> _TASK OBJECTIVE_
Extract the complete data exactly as given.

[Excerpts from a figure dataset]
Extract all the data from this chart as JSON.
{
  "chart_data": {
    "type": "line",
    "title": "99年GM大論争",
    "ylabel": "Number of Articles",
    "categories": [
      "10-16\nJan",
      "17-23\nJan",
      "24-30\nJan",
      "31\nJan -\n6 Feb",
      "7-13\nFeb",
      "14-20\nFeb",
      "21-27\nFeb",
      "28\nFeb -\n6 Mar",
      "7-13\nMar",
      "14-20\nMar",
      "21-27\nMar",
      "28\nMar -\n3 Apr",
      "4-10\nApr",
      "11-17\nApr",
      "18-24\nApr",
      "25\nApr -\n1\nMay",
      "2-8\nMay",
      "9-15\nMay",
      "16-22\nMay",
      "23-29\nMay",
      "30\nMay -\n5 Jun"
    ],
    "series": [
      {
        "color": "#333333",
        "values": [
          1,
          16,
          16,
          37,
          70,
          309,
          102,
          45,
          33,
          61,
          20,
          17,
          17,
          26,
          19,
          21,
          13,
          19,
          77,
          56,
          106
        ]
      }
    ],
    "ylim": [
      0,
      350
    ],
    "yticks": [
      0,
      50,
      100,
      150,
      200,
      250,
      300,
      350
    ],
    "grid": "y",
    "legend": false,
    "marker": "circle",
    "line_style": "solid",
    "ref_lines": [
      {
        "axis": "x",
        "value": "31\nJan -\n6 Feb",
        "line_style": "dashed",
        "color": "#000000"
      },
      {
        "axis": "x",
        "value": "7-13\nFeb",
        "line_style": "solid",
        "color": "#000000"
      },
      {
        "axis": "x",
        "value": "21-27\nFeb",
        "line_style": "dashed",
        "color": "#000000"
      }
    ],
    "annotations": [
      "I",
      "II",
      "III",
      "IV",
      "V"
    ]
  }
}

> _RESULT OF THE EXERCISE_
Extract all the data from this chart as JSON.
{
  "chart_data": {
    "type": "line",
    "title": "99年GM大論争",
    "ylabel": "Number of Articles",
    "categories": [
      "10-16\nJan",
      "17-23\nJan",
      "24-30\nJan",
      "31\nJan -\n6 Feb",
      "7-13\nFeb",
      "14-20\nFeb",
      "21-27\nFeb",
      "28\nFeb -\n6 Mar",
      "7-13\nMar",
      "14-20\nMar",
      "21-27\nMar",
      "28\nMar -\n3 Apr",
      "4-10\nApr",
      "11-17\nApr",
      "18-24\nApr",
      "25\nApr -\n1\nMay",
      "2-8\nMay",
      "9-15\nMay",
      "16-22\nMay",
      "23-29\nMay",
      "30\nMay -\n5 Jun"
    ],
    "series": [
      {
        "color": "#333333",
        "values": [
          1,
          16,
          16,
          37,
          70,
          309,
          102,
          45,
          33,
          61,
          20,
          17,
          17,
          26,
          19,
          21,
          13,
          19,
          77,
          56,
          106
        ]
      }
    ],
    "ylim": [
      0,
      350
    ],
    "yticks": [
      0,
      50,
      100,
      150,
      200,
      250,
      300,
      350
    ],
    "grid": "y",
    "legend": false,
    "marker": "circle",
    "line_style": "solid",
    "ref_lines": [
      {
        "axis": "x",
        "value": "31\nJan -\n6 Feb",
        "line_style": "dashed",
        "color": "#000000"
      },
      {
        "axis": "x",
        "value": "7-13\nFeb",
        "line_style": "solid",
        "color": "#000000"
      },
      {
        "axis": "x",
        "value": "21-27\nFeb",
        "line_style": "dashed",
        "color": "#000000"
      }
    ],
    "annotations": [
      "I",
      "II",
      "III",
      "IV",
      "V"
    ]
  }
}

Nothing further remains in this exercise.